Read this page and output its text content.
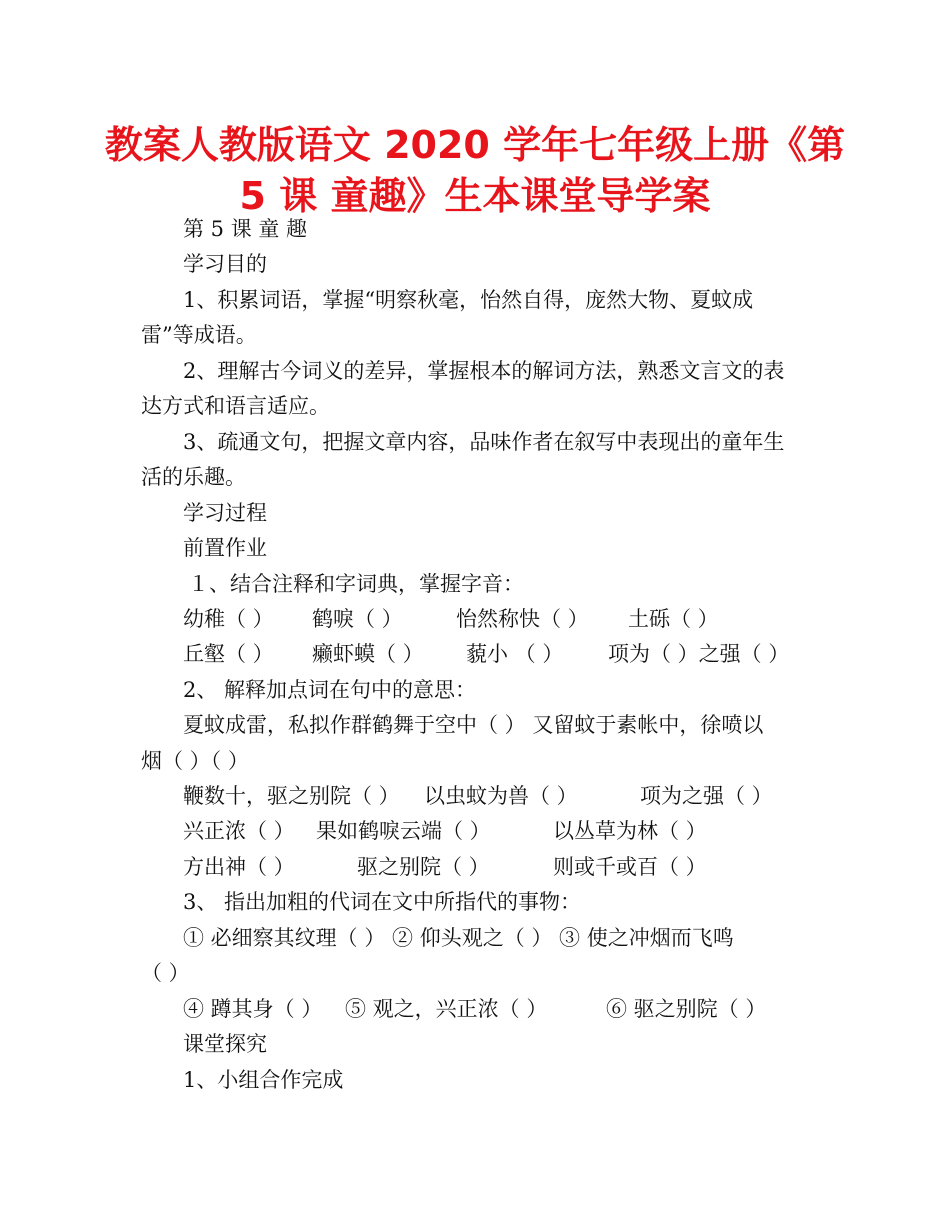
教案人教版语文 2020 学年七年级上册《第
5 课 童趣》生本课堂导学案
第 5 课 童 趣
学习目的
1、积累词语，掌握“明察秋毫，怡然自得，庞然大物、夏蚊成
雷”等成语。
2、理解古今词义的差异，掌握根本的解词方法，熟悉文言文的表
达方式和语言适应。
3、疏通文句，把握文章内容，品味作者在叙写中表现出的童年生
活的乐趣。
学习过程
前置作业
１、结合注释和字词典，掌握字音：
幼稚（ ） 鹤唳（ ）	怡然称快（ ） 土砾（ ）
丘壑（ ） 癞虾蟆（ ） 藐小 （ ） 项为（ ）之强（ ）
2、 解释加点词在句中的意思：
夏蚊成雷，私拟作群鹤舞于空中（ ） 又留蚊于素帐中，徐喷以
烟（ ）（ ）
鞭数十，驱之别院（ ） 以虫蚊为兽（ ）	项为之强（ ）
兴正浓（ ） 果如鹤唳云端（ ）	以丛草为林（ ）
方出神（ ）	驱之别院（ ）	则或千或百（ ）
3、 指出加粗的代词在文中所指代的事物：
① 必细察其纹理（ ） ② 仰头观之（ ） ③ 使之冲烟而飞鸣
（ ）
④ 蹲其身（ ） ⑤ 观之，兴正浓（ ）	⑥ 驱之别院（ ）
课堂探究
1、小组合作完成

═══

*What the task asks:* From the listing above, collect every line that mentions the word "驱之别院".

*Solution to the problem:*
鞭数十，驱之别院（ ） 以虫蚊为兽（ ）	项为之强（ ）
方出神（ ）	驱之别院（ ）	则或千或百（ ）
④ 蹲其身（ ） ⑤ 观之，兴正浓（ ）	⑥ 驱之别院（ ）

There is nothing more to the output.